• [RECORDS PROVIDED]:
□ □ □
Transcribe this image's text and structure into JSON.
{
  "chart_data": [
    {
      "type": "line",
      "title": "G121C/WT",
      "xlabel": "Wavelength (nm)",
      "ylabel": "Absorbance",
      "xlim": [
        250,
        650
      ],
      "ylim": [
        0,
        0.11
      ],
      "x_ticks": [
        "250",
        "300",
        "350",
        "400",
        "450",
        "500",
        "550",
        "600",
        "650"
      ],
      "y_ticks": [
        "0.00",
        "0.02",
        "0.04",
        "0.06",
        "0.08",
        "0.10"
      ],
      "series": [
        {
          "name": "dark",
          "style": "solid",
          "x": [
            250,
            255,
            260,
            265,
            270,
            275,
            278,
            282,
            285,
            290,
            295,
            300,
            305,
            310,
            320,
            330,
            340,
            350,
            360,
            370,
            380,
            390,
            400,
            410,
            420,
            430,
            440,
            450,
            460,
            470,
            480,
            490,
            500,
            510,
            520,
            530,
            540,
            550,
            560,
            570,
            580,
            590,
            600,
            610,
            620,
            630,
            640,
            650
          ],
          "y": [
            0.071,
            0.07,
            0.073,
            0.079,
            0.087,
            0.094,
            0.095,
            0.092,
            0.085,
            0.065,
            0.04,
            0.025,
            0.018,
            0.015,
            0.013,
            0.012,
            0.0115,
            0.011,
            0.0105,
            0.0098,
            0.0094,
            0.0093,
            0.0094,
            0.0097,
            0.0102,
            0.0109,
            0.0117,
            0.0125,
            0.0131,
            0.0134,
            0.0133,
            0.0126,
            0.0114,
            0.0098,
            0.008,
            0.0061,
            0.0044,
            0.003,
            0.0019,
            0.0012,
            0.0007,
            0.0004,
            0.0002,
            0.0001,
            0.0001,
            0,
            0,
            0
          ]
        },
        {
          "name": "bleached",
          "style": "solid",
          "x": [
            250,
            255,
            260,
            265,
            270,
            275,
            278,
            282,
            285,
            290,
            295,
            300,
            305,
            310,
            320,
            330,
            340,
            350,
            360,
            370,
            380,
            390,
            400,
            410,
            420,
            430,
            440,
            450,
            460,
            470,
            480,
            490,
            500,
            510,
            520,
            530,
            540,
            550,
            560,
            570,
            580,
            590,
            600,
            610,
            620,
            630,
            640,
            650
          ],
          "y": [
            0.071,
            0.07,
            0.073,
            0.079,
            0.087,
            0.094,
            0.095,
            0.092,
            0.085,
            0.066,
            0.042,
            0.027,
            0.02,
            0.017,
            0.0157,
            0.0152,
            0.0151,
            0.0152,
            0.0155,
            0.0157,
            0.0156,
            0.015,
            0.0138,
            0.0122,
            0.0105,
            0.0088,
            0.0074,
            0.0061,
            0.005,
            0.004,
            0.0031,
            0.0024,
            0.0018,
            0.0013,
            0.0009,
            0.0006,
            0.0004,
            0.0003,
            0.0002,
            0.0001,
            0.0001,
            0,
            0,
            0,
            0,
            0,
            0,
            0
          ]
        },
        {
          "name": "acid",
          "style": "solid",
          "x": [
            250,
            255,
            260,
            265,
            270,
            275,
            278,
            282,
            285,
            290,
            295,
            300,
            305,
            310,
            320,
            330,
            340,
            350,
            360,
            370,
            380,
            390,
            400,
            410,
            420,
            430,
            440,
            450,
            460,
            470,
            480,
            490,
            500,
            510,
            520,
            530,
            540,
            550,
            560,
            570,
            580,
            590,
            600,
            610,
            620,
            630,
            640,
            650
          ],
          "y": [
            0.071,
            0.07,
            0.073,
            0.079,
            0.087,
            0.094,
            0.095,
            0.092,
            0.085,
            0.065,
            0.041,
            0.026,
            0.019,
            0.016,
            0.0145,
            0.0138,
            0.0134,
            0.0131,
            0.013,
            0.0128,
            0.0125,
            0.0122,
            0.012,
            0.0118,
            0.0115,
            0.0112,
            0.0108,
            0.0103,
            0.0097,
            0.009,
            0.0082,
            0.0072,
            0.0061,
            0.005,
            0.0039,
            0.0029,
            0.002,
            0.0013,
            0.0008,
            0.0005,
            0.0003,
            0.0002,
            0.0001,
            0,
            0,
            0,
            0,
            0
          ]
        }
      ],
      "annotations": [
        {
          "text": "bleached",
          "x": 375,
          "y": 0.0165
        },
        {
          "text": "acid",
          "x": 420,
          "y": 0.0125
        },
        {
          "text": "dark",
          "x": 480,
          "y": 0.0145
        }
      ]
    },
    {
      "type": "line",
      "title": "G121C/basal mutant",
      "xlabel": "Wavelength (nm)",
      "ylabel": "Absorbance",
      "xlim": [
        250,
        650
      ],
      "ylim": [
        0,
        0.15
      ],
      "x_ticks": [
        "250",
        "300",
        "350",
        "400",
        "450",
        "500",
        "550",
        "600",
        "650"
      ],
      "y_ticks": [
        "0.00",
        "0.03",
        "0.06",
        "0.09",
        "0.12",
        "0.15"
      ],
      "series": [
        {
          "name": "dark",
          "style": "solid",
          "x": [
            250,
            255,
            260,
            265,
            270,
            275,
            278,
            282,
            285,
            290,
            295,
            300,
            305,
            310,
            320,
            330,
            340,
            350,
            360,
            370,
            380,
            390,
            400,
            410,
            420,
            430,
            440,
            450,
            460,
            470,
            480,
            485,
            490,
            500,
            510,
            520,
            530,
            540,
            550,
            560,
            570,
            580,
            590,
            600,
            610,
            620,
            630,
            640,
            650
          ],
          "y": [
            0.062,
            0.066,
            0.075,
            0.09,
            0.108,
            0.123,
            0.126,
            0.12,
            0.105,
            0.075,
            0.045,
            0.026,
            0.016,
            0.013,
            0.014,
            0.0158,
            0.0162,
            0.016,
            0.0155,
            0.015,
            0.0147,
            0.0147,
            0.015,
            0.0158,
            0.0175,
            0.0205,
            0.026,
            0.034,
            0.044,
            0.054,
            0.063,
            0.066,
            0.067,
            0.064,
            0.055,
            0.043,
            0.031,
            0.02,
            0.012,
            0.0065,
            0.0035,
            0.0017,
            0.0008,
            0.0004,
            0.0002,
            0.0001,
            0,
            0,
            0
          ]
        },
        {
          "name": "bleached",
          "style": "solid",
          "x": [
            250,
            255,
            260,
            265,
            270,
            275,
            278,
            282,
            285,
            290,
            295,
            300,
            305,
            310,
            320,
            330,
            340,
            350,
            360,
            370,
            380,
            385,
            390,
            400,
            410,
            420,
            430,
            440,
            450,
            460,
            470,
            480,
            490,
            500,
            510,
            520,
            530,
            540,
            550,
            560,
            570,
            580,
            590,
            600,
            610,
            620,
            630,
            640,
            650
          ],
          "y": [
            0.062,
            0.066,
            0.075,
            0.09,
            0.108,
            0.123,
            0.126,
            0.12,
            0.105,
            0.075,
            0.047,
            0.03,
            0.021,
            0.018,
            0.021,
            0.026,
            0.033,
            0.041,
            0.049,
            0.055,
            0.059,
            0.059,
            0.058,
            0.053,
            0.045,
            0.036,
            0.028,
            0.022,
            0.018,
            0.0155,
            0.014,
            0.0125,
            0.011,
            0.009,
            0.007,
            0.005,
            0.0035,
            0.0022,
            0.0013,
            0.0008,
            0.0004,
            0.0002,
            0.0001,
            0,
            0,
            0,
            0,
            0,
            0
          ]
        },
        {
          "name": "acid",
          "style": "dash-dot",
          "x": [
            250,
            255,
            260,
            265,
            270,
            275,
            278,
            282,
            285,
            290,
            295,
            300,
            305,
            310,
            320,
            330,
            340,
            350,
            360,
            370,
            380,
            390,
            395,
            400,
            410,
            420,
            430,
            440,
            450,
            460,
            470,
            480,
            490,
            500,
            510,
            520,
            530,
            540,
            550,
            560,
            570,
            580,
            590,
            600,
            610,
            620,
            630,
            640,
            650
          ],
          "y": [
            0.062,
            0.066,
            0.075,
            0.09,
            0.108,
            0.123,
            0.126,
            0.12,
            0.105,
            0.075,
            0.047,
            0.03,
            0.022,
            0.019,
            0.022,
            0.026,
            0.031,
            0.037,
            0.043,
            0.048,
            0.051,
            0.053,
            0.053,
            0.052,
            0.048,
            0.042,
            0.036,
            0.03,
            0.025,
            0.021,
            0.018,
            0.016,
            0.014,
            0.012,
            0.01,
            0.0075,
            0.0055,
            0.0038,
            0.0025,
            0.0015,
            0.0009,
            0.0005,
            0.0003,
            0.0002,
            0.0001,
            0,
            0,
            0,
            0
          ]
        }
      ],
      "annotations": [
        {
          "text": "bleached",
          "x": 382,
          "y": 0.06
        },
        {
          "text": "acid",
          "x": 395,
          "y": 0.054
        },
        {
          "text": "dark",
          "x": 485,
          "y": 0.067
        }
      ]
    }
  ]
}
□ □ □
Look through the lines above and collect those with the word "title".

      "title": "G121C/WT",
      "title": "G121C/basal mutant",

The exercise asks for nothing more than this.